> TASK TO COMPLETE: Sort through the data and copy the lines holding the word "What".

Saved entries
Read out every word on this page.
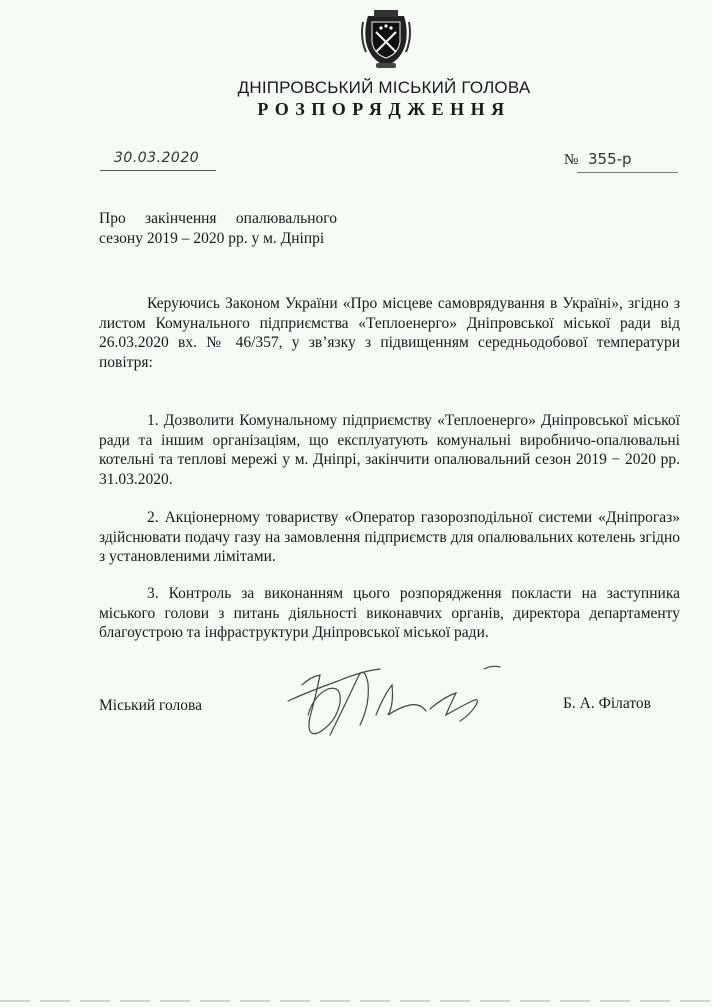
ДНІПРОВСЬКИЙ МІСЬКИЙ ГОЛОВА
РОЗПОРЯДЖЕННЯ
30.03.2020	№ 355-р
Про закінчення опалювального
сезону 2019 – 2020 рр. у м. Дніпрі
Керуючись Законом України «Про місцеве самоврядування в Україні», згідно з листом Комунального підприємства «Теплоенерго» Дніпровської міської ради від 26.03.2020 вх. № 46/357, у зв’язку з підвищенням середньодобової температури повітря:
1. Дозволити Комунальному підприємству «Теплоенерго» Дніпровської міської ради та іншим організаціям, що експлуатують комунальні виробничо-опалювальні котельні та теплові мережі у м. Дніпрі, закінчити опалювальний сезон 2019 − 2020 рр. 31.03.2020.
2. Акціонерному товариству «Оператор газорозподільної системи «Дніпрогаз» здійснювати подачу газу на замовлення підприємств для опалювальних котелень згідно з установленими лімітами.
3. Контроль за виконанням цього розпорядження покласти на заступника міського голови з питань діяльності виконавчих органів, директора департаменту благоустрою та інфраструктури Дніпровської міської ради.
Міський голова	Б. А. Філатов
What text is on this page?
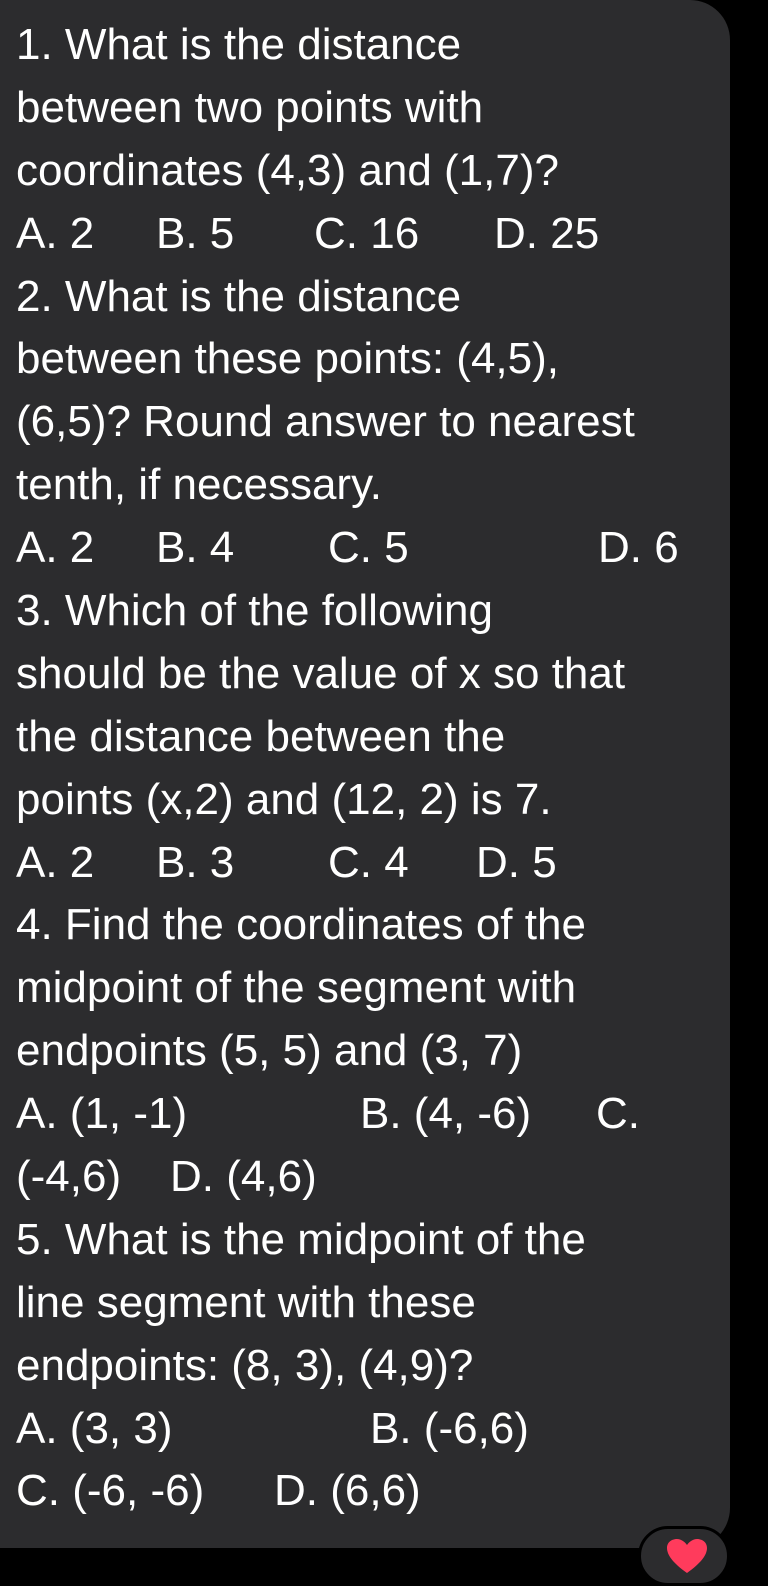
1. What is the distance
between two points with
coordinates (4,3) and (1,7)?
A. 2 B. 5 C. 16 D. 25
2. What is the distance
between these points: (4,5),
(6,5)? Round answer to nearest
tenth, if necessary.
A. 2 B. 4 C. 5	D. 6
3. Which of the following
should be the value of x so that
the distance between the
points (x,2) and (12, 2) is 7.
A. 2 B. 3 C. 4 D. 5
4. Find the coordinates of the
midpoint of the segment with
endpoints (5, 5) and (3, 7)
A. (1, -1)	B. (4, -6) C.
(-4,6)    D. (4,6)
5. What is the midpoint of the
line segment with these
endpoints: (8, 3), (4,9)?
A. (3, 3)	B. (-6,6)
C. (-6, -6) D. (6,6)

> EXERCISE RESULT:
What text is on this page?
1. What is the distance
2. What is the distance
5. What is the midpoint of the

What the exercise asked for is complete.